GIVEN EXERCISE
Copy out all of the data below with no alterations.

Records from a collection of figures
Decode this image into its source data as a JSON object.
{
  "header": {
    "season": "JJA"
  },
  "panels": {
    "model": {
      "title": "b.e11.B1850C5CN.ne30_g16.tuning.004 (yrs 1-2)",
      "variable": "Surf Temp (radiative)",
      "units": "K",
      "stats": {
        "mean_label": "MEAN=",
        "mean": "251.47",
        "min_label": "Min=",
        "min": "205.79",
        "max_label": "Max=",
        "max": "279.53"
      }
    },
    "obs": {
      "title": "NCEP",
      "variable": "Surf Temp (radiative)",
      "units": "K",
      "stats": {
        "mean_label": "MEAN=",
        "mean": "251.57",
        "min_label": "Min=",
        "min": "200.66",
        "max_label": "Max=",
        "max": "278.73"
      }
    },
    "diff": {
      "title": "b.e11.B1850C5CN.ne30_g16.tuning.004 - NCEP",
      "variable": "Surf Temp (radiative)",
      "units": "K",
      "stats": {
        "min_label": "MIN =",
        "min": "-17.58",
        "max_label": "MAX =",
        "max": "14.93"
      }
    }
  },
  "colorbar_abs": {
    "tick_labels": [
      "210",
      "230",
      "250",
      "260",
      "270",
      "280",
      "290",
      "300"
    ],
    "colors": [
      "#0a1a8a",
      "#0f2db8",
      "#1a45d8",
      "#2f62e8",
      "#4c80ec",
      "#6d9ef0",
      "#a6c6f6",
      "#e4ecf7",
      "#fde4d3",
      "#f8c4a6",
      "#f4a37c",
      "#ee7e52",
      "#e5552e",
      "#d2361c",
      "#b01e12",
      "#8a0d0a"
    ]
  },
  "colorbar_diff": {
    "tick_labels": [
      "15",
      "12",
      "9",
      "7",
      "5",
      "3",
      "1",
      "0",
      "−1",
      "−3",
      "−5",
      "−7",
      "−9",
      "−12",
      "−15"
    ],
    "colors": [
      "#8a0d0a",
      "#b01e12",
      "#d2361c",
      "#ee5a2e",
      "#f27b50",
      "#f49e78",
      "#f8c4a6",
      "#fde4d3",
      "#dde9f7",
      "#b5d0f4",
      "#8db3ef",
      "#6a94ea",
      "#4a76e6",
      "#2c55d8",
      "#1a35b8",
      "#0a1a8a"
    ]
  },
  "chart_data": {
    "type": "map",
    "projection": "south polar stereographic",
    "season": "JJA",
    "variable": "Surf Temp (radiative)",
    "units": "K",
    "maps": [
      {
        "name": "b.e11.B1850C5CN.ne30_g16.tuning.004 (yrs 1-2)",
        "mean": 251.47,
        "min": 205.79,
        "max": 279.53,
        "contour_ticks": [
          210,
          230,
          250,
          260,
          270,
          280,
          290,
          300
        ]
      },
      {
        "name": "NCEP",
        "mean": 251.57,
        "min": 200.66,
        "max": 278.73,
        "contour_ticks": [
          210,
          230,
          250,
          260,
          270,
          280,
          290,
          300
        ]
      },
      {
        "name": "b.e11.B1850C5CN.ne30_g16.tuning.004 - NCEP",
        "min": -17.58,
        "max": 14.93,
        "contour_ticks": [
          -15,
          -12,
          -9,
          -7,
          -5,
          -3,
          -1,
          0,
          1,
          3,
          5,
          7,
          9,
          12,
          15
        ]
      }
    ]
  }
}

RESPONSE FOR THIS EXERCISE
Decode this image into its source data as a JSON object.
{
  "header": {
    "season": "JJA"
  },
  "panels": {
    "model": {
      "title": "b.e11.B1850C5CN.ne30_g16.tuning.004 (yrs 1-2)",
      "variable": "Surf Temp (radiative)",
      "units": "K",
      "stats": {
        "mean_label": "MEAN=",
        "mean": "251.47",
        "min_label": "Min=",
        "min": "205.79",
        "max_label": "Max=",
        "max": "279.53"
      }
    },
    "obs": {
      "title": "NCEP",
      "variable": "Surf Temp (radiative)",
      "units": "K",
      "stats": {
        "mean_label": "MEAN=",
        "mean": "251.57",
        "min_label": "Min=",
        "min": "200.66",
        "max_label": "Max=",
        "max": "278.73"
      }
    },
    "diff": {
      "title": "b.e11.B1850C5CN.ne30_g16.tuning.004 - NCEP",
      "variable": "Surf Temp (radiative)",
      "units": "K",
      "stats": {
        "min_label": "MIN =",
        "min": "-17.58",
        "max_label": "MAX =",
        "max": "14.93"
      }
    }
  },
  "colorbar_abs": {
    "tick_labels": [
      "210",
      "230",
      "250",
      "260",
      "270",
      "280",
      "290",
      "300"
    ],
    "colors": [
      "#0a1a8a",
      "#0f2db8",
      "#1a45d8",
      "#2f62e8",
      "#4c80ec",
      "#6d9ef0",
      "#a6c6f6",
      "#e4ecf7",
      "#fde4d3",
      "#f8c4a6",
      "#f4a37c",
      "#ee7e52",
      "#e5552e",
      "#d2361c",
      "#b01e12",
      "#8a0d0a"
    ]
  },
  "colorbar_diff": {
    "tick_labels": [
      "15",
      "12",
      "9",
      "7",
      "5",
      "3",
      "1",
      "0",
      "−1",
      "−3",
      "−5",
      "−7",
      "−9",
      "−12",
      "−15"
    ],
    "colors": [
      "#8a0d0a",
      "#b01e12",
      "#d2361c",
      "#ee5a2e",
      "#f27b50",
      "#f49e78",
      "#f8c4a6",
      "#fde4d3",
      "#dde9f7",
      "#b5d0f4",
      "#8db3ef",
      "#6a94ea",
      "#4a76e6",
      "#2c55d8",
      "#1a35b8",
      "#0a1a8a"
    ]
  },
  "chart_data": {
    "type": "map",
    "projection": "south polar stereographic",
    "season": "JJA",
    "variable": "Surf Temp (radiative)",
    "units": "K",
    "maps": [
      {
        "name": "b.e11.B1850C5CN.ne30_g16.tuning.004 (yrs 1-2)",
        "mean": 251.47,
        "min": 205.79,
        "max": 279.53,
        "contour_ticks": [
          210,
          230,
          250,
          260,
          270,
          280,
          290,
          300
        ]
      },
      {
        "name": "NCEP",
        "mean": 251.57,
        "min": 200.66,
        "max": 278.73,
        "contour_ticks": [
          210,
          230,
          250,
          260,
          270,
          280,
          290,
          300
        ]
      },
      {
        "name": "b.e11.B1850C5CN.ne30_g16.tuning.004 - NCEP",
        "min": -17.58,
        "max": 14.93,
        "contour_ticks": [
          -15,
          -12,
          -9,
          -7,
          -5,
          -3,
          -1,
          0,
          1,
          3,
          5,
          7,
          9,
          12,
          15
        ]
      }
    ]
  }
}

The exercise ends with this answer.